◆ Exercise ◆
Collect every line of the records below that contains the word "shortcut".

━━━━━━

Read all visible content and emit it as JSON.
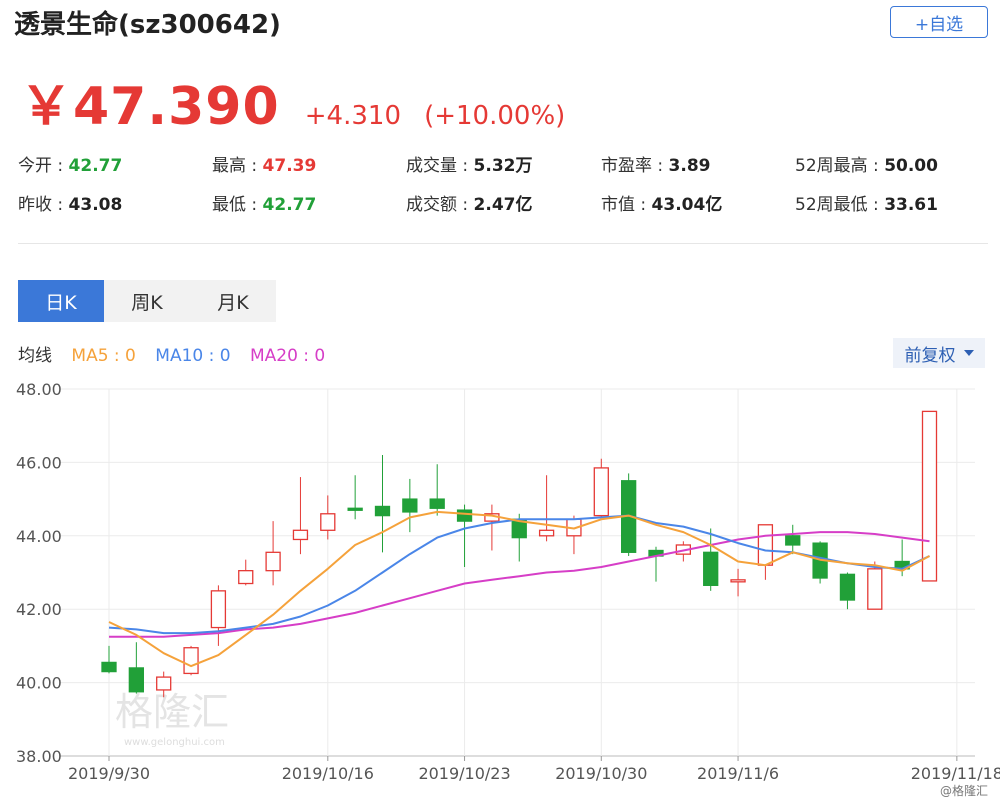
{
  "header": {
    "title": "透景生命(sz300642)",
    "add_label": "+自选"
  },
  "quote": {
    "price": "￥47.390",
    "change": "+4.310",
    "change_pct": "(+10.00%)"
  },
  "stats": [
    {
      "label": "今开",
      "value": "42.77",
      "tone": "down"
    },
    {
      "label": "最高",
      "value": "47.39",
      "tone": "up"
    },
    {
      "label": "成交量",
      "value": "5.32万",
      "tone": "neutral"
    },
    {
      "label": "市盈率",
      "value": "3.89",
      "tone": "neutral"
    },
    {
      "label": "52周最高",
      "value": "50.00",
      "tone": "neutral"
    },
    {
      "label": "昨收",
      "value": "43.08",
      "tone": "neutral"
    },
    {
      "label": "最低",
      "value": "42.77",
      "tone": "down"
    },
    {
      "label": "成交额",
      "value": "2.47亿",
      "tone": "neutral"
    },
    {
      "label": "市值",
      "value": "43.04亿",
      "tone": "neutral"
    },
    {
      "label": "52周最低",
      "value": "33.61",
      "tone": "neutral"
    }
  ],
  "tabs": [
    {
      "label": "日K",
      "active": true
    },
    {
      "label": "周K",
      "active": false
    },
    {
      "label": "月K",
      "active": false
    }
  ],
  "indicators": {
    "label": "均线",
    "ma5": "MA5 : 0",
    "ma10": "MA10 : 0",
    "ma20": "MA20 : 0"
  },
  "adjust_label": "前复权",
  "watermark": {
    "brand": "格隆汇",
    "url": "www.gelonghui.com",
    "corner": "@格隆汇"
  },
  "colors": {
    "up": "#e53935",
    "down": "#21a038",
    "accent": "#3b78d8",
    "ma5": "#f5a23b",
    "ma10": "#4a86e8",
    "ma20": "#d63ec7"
  },
  "chart_data": {
    "type": "candlestick",
    "ylim": [
      38.0,
      48.0
    ],
    "yticks": [
      "48.00",
      "46.00",
      "44.00",
      "42.00",
      "40.00",
      "38.00"
    ],
    "xtick_labels": [
      "2019/9/30",
      "2019/10/16",
      "2019/10/23",
      "2019/10/30",
      "2019/11/6",
      "2019/11/18"
    ],
    "xtick_index": [
      0,
      8,
      13,
      18,
      23,
      31
    ],
    "candles": [
      {
        "o": 40.55,
        "h": 41.0,
        "l": 40.25,
        "c": 40.3
      },
      {
        "o": 40.4,
        "h": 41.1,
        "l": 39.7,
        "c": 39.75
      },
      {
        "o": 39.8,
        "h": 40.3,
        "l": 39.6,
        "c": 40.15
      },
      {
        "o": 40.25,
        "h": 41.0,
        "l": 40.2,
        "c": 40.95
      },
      {
        "o": 41.5,
        "h": 42.65,
        "l": 41.0,
        "c": 42.5
      },
      {
        "o": 42.7,
        "h": 43.35,
        "l": 42.65,
        "c": 43.05
      },
      {
        "o": 43.05,
        "h": 44.4,
        "l": 42.65,
        "c": 43.55
      },
      {
        "o": 43.9,
        "h": 45.6,
        "l": 43.5,
        "c": 44.15
      },
      {
        "o": 44.15,
        "h": 45.1,
        "l": 43.9,
        "c": 44.6
      },
      {
        "o": 44.75,
        "h": 45.65,
        "l": 44.45,
        "c": 44.7
      },
      {
        "o": 44.8,
        "h": 46.2,
        "l": 43.55,
        "c": 44.55
      },
      {
        "o": 45.0,
        "h": 45.55,
        "l": 44.1,
        "c": 44.65
      },
      {
        "o": 45.0,
        "h": 45.95,
        "l": 44.55,
        "c": 44.75
      },
      {
        "o": 44.7,
        "h": 44.85,
        "l": 43.15,
        "c": 44.4
      },
      {
        "o": 44.4,
        "h": 44.85,
        "l": 43.6,
        "c": 44.6
      },
      {
        "o": 44.45,
        "h": 44.6,
        "l": 43.3,
        "c": 43.95
      },
      {
        "o": 44.0,
        "h": 45.65,
        "l": 43.85,
        "c": 44.15
      },
      {
        "o": 44.0,
        "h": 44.55,
        "l": 43.5,
        "c": 44.45
      },
      {
        "o": 44.55,
        "h": 46.1,
        "l": 44.5,
        "c": 45.85
      },
      {
        "o": 45.5,
        "h": 45.7,
        "l": 43.45,
        "c": 43.55
      },
      {
        "o": 43.6,
        "h": 43.7,
        "l": 42.75,
        "c": 43.45
      },
      {
        "o": 43.5,
        "h": 43.85,
        "l": 43.3,
        "c": 43.75
      },
      {
        "o": 43.55,
        "h": 44.2,
        "l": 42.5,
        "c": 42.65
      },
      {
        "o": 42.75,
        "h": 43.1,
        "l": 42.35,
        "c": 42.8
      },
      {
        "o": 43.2,
        "h": 44.3,
        "l": 42.8,
        "c": 44.3
      },
      {
        "o": 44.0,
        "h": 44.3,
        "l": 43.5,
        "c": 43.75
      },
      {
        "o": 43.8,
        "h": 43.85,
        "l": 42.7,
        "c": 42.85
      },
      {
        "o": 42.95,
        "h": 43.0,
        "l": 42.0,
        "c": 42.25
      },
      {
        "o": 42.0,
        "h": 43.3,
        "l": 42.0,
        "c": 43.1
      },
      {
        "o": 43.3,
        "h": 43.9,
        "l": 42.9,
        "c": 43.1
      },
      {
        "o": 42.77,
        "h": 47.39,
        "l": 42.77,
        "c": 47.39
      }
    ],
    "ma5": [
      41.65,
      41.3,
      40.8,
      40.45,
      40.75,
      41.3,
      41.85,
      42.5,
      43.1,
      43.75,
      44.1,
      44.5,
      44.65,
      44.6,
      44.55,
      44.4,
      44.3,
      44.2,
      44.45,
      44.55,
      44.3,
      44.1,
      43.75,
      43.3,
      43.2,
      43.55,
      43.35,
      43.25,
      43.2,
      43.05,
      43.45
    ],
    "ma10": [
      41.5,
      41.45,
      41.35,
      41.35,
      41.4,
      41.5,
      41.6,
      41.8,
      42.1,
      42.5,
      43.0,
      43.5,
      43.95,
      44.2,
      44.35,
      44.45,
      44.45,
      44.45,
      44.5,
      44.55,
      44.35,
      44.25,
      44.05,
      43.8,
      43.6,
      43.55,
      43.4,
      43.25,
      43.15,
      43.1,
      43.45
    ],
    "ma20": [
      41.25,
      41.25,
      41.25,
      41.3,
      41.35,
      41.45,
      41.5,
      41.6,
      41.75,
      41.9,
      42.1,
      42.3,
      42.5,
      42.7,
      42.8,
      42.9,
      43.0,
      43.05,
      43.15,
      43.3,
      43.45,
      43.6,
      43.75,
      43.9,
      44.0,
      44.05,
      44.1,
      44.1,
      44.05,
      43.95,
      43.85
    ]
  }
}
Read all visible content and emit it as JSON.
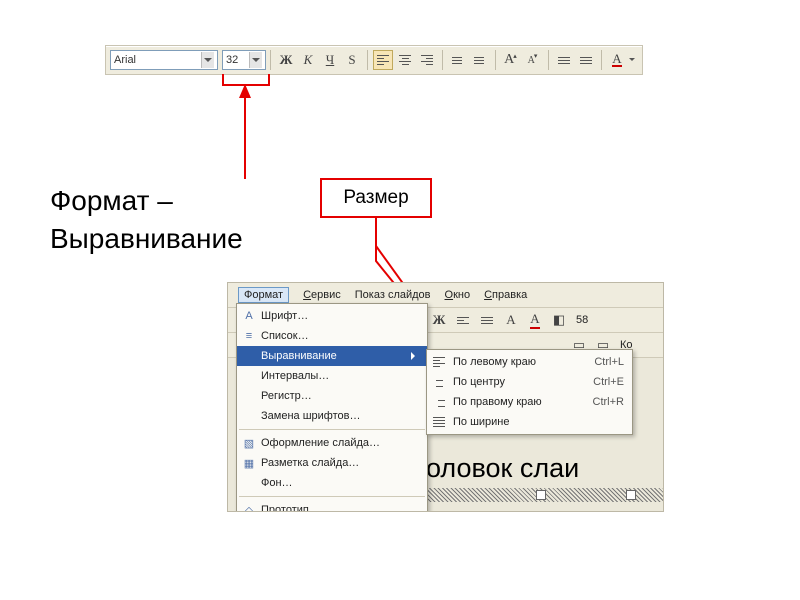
{
  "heading": {
    "line1": "Формат –",
    "line2": "Выравнивание"
  },
  "callout_label": "Размер",
  "toolbar": {
    "font_name": "Arial",
    "font_size": "32",
    "bold": "Ж",
    "italic": "К",
    "underline": "Ч",
    "shadow": "S",
    "sup_A_big": "A",
    "sup_A_small": "A",
    "text_color_A": "A"
  },
  "menubar": {
    "format": "Формат",
    "service": "Сервис",
    "slideshow": "Показ слайдов",
    "window": "Окно",
    "help": "Справка"
  },
  "menu_items": {
    "font": "Шрифт…",
    "list": "Список…",
    "align": "Выравнивание",
    "intervals": "Интервалы…",
    "case": "Регистр…",
    "replace_fonts": "Замена шрифтов…",
    "slide_design": "Оформление слайда…",
    "slide_layout": "Разметка слайда…",
    "background": "Фон…",
    "placeholder": "Прототип…"
  },
  "submenu_items": [
    {
      "label": "По левому краю",
      "shortcut": "Ctrl+L"
    },
    {
      "label": "По центру",
      "shortcut": "Ctrl+E"
    },
    {
      "label": "По правому краю",
      "shortcut": "Ctrl+R"
    },
    {
      "label": "По ширине",
      "shortcut": ""
    }
  ],
  "toolbar2": {
    "percent": "58"
  },
  "toolbar3": {
    "new_slide_fragment": "Ко"
  },
  "bg_text": "оловок слаи"
}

━━━━━━

◆ Exercise result ◆
      "shortcut": "Ctrl+L"
      "shortcut": "Ctrl+E"
      "shortcut": "Ctrl+R"
      "shortcut": ""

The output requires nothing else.